## Stored data
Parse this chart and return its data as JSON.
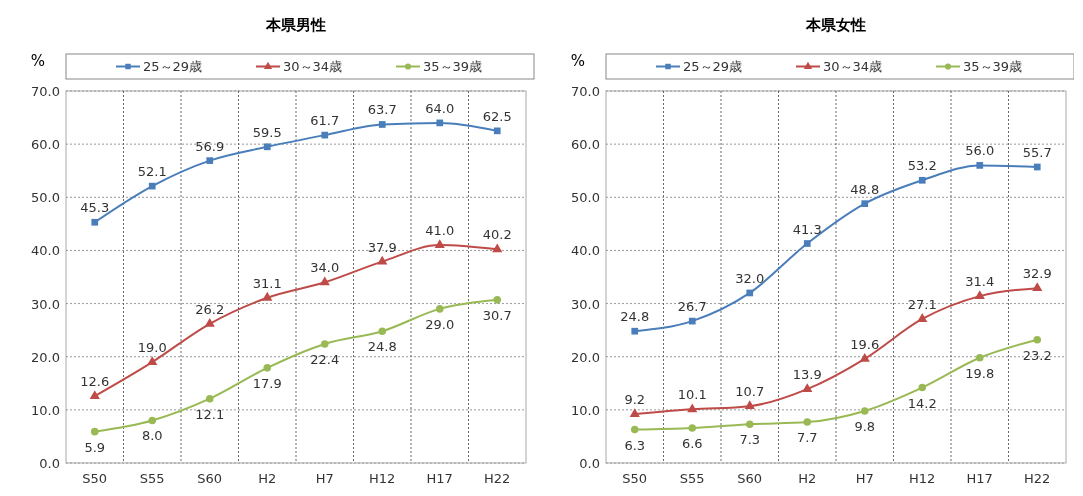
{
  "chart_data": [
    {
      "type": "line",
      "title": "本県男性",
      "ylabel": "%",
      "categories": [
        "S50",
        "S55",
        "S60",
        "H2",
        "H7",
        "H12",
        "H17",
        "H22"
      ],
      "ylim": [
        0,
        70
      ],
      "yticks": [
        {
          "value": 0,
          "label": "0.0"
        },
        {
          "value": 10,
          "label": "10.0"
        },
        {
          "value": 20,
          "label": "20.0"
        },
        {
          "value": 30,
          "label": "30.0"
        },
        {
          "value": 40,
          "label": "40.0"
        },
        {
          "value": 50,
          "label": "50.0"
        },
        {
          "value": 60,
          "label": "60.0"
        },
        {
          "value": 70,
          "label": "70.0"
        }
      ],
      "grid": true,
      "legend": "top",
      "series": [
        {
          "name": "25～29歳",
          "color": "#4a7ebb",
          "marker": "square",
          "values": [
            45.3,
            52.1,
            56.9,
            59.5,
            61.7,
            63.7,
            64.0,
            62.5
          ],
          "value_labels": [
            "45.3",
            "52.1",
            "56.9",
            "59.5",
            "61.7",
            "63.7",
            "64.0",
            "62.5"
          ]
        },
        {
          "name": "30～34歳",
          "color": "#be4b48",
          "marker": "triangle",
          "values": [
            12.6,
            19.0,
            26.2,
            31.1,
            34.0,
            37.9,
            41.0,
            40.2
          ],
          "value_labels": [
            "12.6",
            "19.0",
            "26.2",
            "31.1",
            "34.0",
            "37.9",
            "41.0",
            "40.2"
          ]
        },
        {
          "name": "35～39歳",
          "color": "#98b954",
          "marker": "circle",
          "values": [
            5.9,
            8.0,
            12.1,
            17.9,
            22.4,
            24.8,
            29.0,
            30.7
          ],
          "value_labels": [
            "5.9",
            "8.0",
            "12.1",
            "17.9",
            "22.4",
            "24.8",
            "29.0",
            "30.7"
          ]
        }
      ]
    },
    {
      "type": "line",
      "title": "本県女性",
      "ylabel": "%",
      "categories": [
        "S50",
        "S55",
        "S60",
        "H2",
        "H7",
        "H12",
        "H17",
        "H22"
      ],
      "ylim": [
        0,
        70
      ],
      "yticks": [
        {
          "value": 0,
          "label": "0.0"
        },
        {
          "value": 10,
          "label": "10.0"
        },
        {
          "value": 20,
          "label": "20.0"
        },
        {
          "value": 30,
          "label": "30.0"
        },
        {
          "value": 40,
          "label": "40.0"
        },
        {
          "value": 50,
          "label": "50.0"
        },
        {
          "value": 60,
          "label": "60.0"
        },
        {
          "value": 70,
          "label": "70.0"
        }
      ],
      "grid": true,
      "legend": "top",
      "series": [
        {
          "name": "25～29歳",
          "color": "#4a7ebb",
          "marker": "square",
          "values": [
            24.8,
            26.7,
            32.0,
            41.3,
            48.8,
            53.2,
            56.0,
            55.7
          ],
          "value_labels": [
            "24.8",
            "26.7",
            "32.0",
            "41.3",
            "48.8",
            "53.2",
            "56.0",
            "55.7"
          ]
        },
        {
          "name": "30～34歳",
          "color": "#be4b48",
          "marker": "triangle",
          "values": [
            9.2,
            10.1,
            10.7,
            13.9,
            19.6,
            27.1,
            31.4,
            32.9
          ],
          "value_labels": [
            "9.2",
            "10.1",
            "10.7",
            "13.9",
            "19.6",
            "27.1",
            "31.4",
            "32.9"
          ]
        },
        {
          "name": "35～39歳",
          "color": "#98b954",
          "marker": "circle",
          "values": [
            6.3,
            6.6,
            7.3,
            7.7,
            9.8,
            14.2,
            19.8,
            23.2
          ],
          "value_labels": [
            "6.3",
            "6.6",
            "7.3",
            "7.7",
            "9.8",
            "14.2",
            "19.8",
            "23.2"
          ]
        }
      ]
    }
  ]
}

## Your task
Omit the images and transcribe all of the records above word for word.

## Written response
Parse this chart and return its data as JSON.
{
  "chart_data": [
    {
      "type": "line",
      "title": "本県男性",
      "ylabel": "%",
      "categories": [
        "S50",
        "S55",
        "S60",
        "H2",
        "H7",
        "H12",
        "H17",
        "H22"
      ],
      "ylim": [
        0,
        70
      ],
      "yticks": [
        {
          "value": 0,
          "label": "0.0"
        },
        {
          "value": 10,
          "label": "10.0"
        },
        {
          "value": 20,
          "label": "20.0"
        },
        {
          "value": 30,
          "label": "30.0"
        },
        {
          "value": 40,
          "label": "40.0"
        },
        {
          "value": 50,
          "label": "50.0"
        },
        {
          "value": 60,
          "label": "60.0"
        },
        {
          "value": 70,
          "label": "70.0"
        }
      ],
      "grid": true,
      "legend": "top",
      "series": [
        {
          "name": "25～29歳",
          "color": "#4a7ebb",
          "marker": "square",
          "values": [
            45.3,
            52.1,
            56.9,
            59.5,
            61.7,
            63.7,
            64.0,
            62.5
          ],
          "value_labels": [
            "45.3",
            "52.1",
            "56.9",
            "59.5",
            "61.7",
            "63.7",
            "64.0",
            "62.5"
          ]
        },
        {
          "name": "30～34歳",
          "color": "#be4b48",
          "marker": "triangle",
          "values": [
            12.6,
            19.0,
            26.2,
            31.1,
            34.0,
            37.9,
            41.0,
            40.2
          ],
          "value_labels": [
            "12.6",
            "19.0",
            "26.2",
            "31.1",
            "34.0",
            "37.9",
            "41.0",
            "40.2"
          ]
        },
        {
          "name": "35～39歳",
          "color": "#98b954",
          "marker": "circle",
          "values": [
            5.9,
            8.0,
            12.1,
            17.9,
            22.4,
            24.8,
            29.0,
            30.7
          ],
          "value_labels": [
            "5.9",
            "8.0",
            "12.1",
            "17.9",
            "22.4",
            "24.8",
            "29.0",
            "30.7"
          ]
        }
      ]
    },
    {
      "type": "line",
      "title": "本県女性",
      "ylabel": "%",
      "categories": [
        "S50",
        "S55",
        "S60",
        "H2",
        "H7",
        "H12",
        "H17",
        "H22"
      ],
      "ylim": [
        0,
        70
      ],
      "yticks": [
        {
          "value": 0,
          "label": "0.0"
        },
        {
          "value": 10,
          "label": "10.0"
        },
        {
          "value": 20,
          "label": "20.0"
        },
        {
          "value": 30,
          "label": "30.0"
        },
        {
          "value": 40,
          "label": "40.0"
        },
        {
          "value": 50,
          "label": "50.0"
        },
        {
          "value": 60,
          "label": "60.0"
        },
        {
          "value": 70,
          "label": "70.0"
        }
      ],
      "grid": true,
      "legend": "top",
      "series": [
        {
          "name": "25～29歳",
          "color": "#4a7ebb",
          "marker": "square",
          "values": [
            24.8,
            26.7,
            32.0,
            41.3,
            48.8,
            53.2,
            56.0,
            55.7
          ],
          "value_labels": [
            "24.8",
            "26.7",
            "32.0",
            "41.3",
            "48.8",
            "53.2",
            "56.0",
            "55.7"
          ]
        },
        {
          "name": "30～34歳",
          "color": "#be4b48",
          "marker": "triangle",
          "values": [
            9.2,
            10.1,
            10.7,
            13.9,
            19.6,
            27.1,
            31.4,
            32.9
          ],
          "value_labels": [
            "9.2",
            "10.1",
            "10.7",
            "13.9",
            "19.6",
            "27.1",
            "31.4",
            "32.9"
          ]
        },
        {
          "name": "35～39歳",
          "color": "#98b954",
          "marker": "circle",
          "values": [
            6.3,
            6.6,
            7.3,
            7.7,
            9.8,
            14.2,
            19.8,
            23.2
          ],
          "value_labels": [
            "6.3",
            "6.6",
            "7.3",
            "7.7",
            "9.8",
            "14.2",
            "19.8",
            "23.2"
          ]
        }
      ]
    }
  ]
}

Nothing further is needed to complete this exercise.